- [Items]:
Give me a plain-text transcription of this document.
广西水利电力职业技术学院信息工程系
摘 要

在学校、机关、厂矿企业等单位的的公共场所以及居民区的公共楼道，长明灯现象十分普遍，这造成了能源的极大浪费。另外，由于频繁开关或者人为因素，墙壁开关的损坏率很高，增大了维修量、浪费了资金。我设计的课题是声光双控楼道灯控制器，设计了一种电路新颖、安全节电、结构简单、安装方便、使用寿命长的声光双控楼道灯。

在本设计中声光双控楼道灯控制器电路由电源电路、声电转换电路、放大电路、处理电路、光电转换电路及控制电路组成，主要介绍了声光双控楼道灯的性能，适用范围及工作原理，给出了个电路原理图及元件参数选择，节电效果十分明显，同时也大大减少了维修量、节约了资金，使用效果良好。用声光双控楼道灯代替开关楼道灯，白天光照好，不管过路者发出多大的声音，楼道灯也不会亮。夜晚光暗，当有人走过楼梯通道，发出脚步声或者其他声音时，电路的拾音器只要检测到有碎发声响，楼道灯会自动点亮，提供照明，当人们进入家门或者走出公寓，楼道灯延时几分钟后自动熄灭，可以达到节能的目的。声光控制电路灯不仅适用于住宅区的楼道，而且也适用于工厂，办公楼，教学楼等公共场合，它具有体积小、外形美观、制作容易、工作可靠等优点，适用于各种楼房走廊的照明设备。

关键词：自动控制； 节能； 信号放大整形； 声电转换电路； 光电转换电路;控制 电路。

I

- [Description of the task]:
Scan the records above for the string "声电转换电路", then select every line that holds it.

- [The output]:
在本设计中声光双控楼道灯控制器电路由电源电路、声电转换电路、放大电路、处理电路、光电转换电路及控制电路组成，主要介绍了声光双控楼道灯的性能，适用范围及工作原理，给出了个电路原理图及元件参数选择，节电效果十分明显，同时也大大减少了维修量、节约了资金，使用效果良好。用声光双控楼道灯代替开关楼道灯，白天光照好，不管过路者发出多大的声音，楼道灯也不会亮。夜晚光暗，当有人走过楼梯通道，发出脚步声或者其他声音时，电路的拾音器只要检测到有碎发声响，楼道灯会自动点亮，提供照明，当人们进入家门或者走出公寓，楼道灯延时几分钟后自动熄灭，可以达到节能的目的。声光控制电路灯不仅适用于住宅区的楼道，而且也适用于工厂，办公楼，教学楼等公共场合，它具有体积小、外形美观、制作容易、工作可靠等优点，适用于各种楼房走廊的照明设备。
关键词：自动控制； 节能； 信号放大整形； 声电转换电路； 光电转换电路;控制 电路。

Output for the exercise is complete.